— Requirement —
Your answer should be one number: how many lines of the records hold the string "Every".
---
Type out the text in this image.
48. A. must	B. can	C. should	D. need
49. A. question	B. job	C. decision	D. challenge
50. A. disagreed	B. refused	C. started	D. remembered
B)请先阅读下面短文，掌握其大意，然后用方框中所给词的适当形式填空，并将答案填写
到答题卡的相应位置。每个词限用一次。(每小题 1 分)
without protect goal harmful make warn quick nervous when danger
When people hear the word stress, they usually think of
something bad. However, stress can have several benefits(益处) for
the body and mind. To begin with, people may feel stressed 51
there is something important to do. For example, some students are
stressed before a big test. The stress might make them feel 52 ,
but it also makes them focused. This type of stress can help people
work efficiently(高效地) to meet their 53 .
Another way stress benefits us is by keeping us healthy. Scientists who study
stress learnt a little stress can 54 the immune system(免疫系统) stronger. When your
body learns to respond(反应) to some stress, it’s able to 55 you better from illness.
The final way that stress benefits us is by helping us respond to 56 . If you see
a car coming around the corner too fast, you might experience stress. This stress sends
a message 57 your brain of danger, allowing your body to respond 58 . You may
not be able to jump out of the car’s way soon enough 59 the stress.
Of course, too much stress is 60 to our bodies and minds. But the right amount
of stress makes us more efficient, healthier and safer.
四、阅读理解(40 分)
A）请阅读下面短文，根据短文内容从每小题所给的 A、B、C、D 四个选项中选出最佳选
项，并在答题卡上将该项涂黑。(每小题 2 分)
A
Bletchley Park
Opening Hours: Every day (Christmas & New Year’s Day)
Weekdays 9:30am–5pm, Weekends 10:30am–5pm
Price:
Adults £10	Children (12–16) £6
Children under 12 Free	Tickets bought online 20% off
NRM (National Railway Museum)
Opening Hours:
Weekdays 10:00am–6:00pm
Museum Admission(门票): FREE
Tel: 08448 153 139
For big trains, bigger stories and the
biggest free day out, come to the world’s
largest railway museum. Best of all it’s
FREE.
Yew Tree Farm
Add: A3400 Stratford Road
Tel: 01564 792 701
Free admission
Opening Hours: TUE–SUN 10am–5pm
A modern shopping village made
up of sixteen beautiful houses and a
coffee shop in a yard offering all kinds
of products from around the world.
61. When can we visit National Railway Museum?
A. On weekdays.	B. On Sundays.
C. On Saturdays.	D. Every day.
---
— Exercise solution —
2